REQUIREMENT |
Reproduce every line in the listing that contains the word "Share".

Data entries
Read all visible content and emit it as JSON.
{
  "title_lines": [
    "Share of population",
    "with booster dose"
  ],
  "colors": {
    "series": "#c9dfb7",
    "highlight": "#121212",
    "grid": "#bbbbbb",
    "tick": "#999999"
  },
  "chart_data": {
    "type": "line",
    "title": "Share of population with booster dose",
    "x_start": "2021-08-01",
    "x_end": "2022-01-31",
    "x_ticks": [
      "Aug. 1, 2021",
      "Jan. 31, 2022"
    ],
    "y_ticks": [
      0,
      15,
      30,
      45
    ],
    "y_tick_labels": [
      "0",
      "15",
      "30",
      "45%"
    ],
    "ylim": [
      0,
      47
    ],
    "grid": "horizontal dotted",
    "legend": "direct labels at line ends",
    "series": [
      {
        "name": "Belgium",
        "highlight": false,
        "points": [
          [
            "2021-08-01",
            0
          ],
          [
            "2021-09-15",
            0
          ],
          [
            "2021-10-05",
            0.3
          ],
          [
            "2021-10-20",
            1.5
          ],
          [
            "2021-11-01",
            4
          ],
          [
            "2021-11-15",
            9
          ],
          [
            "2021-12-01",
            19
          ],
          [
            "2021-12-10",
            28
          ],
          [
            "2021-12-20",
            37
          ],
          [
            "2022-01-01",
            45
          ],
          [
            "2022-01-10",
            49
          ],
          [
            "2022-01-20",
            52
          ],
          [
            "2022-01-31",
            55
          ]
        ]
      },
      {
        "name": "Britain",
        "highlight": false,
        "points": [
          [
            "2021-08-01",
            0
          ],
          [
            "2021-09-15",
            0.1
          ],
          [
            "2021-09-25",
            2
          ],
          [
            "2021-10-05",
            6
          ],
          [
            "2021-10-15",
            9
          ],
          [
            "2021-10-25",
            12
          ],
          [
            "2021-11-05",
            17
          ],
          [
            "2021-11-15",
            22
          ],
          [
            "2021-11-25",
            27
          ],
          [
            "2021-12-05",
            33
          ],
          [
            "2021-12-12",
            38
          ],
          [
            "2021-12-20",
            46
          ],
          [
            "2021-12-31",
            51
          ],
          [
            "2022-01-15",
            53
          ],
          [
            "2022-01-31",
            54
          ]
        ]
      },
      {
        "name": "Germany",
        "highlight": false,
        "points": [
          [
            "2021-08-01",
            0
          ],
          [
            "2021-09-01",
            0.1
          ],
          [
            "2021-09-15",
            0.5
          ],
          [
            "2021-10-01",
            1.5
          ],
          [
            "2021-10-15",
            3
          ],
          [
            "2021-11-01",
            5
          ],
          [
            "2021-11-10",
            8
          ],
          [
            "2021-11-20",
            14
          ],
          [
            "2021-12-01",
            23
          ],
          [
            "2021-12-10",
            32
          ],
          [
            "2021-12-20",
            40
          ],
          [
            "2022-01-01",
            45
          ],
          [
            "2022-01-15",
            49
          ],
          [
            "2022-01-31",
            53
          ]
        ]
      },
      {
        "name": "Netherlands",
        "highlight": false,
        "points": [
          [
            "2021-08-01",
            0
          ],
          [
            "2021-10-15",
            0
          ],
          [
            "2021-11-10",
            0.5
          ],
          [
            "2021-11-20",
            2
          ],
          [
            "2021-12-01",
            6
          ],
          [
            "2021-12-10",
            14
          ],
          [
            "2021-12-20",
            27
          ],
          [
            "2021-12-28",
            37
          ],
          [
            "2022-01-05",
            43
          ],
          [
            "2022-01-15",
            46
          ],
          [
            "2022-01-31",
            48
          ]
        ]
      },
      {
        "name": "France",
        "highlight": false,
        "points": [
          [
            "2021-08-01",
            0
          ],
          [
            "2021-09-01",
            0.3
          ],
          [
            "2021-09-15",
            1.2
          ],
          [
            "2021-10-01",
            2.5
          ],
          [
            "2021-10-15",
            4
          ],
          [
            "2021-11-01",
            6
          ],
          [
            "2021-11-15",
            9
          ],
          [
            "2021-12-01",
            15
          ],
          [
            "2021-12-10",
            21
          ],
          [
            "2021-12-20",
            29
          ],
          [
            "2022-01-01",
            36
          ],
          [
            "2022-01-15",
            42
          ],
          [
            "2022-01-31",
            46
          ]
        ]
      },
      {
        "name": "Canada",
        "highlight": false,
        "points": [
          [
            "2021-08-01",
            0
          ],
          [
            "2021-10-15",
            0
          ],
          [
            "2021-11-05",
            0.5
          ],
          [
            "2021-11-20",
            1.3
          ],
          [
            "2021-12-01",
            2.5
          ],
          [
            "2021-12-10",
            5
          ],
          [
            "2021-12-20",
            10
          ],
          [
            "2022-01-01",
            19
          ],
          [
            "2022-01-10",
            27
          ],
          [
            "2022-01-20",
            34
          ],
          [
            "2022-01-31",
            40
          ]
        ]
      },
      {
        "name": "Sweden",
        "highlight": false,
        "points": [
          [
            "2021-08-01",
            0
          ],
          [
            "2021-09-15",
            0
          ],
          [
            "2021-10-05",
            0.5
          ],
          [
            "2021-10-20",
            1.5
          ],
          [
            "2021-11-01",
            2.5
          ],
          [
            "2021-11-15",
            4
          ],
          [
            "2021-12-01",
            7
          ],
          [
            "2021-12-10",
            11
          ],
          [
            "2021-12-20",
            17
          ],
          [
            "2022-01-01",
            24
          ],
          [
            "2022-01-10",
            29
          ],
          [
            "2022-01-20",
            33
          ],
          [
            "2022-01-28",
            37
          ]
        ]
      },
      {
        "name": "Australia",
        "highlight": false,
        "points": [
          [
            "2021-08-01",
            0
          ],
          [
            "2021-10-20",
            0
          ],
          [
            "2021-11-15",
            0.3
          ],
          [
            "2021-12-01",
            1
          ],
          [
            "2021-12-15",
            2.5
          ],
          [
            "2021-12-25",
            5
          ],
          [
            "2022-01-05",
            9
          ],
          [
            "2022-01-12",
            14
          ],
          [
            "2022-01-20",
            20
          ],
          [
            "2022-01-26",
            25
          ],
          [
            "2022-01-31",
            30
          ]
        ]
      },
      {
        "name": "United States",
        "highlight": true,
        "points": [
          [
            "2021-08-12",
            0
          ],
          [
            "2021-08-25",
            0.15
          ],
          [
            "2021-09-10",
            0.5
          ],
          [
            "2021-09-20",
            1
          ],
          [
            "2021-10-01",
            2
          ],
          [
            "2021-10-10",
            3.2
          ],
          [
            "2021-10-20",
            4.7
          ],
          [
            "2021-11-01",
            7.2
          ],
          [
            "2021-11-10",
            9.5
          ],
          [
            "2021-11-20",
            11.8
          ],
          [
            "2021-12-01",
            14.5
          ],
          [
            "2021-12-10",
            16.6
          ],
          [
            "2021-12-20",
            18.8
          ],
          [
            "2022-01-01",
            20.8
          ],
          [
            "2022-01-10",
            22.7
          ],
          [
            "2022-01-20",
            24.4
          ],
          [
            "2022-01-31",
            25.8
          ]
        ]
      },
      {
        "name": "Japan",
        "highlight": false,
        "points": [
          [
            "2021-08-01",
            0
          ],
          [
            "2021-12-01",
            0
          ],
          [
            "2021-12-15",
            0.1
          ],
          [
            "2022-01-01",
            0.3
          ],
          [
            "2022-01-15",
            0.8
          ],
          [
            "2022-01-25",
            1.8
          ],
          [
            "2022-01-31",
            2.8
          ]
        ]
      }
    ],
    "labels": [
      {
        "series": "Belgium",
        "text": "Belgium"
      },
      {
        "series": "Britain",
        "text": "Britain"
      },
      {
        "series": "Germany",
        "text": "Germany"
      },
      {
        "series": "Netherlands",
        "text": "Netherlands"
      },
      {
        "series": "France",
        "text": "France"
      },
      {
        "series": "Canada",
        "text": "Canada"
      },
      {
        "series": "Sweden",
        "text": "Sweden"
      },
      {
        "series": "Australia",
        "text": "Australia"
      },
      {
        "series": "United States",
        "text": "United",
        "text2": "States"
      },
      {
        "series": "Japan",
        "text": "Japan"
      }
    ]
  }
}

ANSWER |
    "Share of population",
    "title": "Share of population with booster dose",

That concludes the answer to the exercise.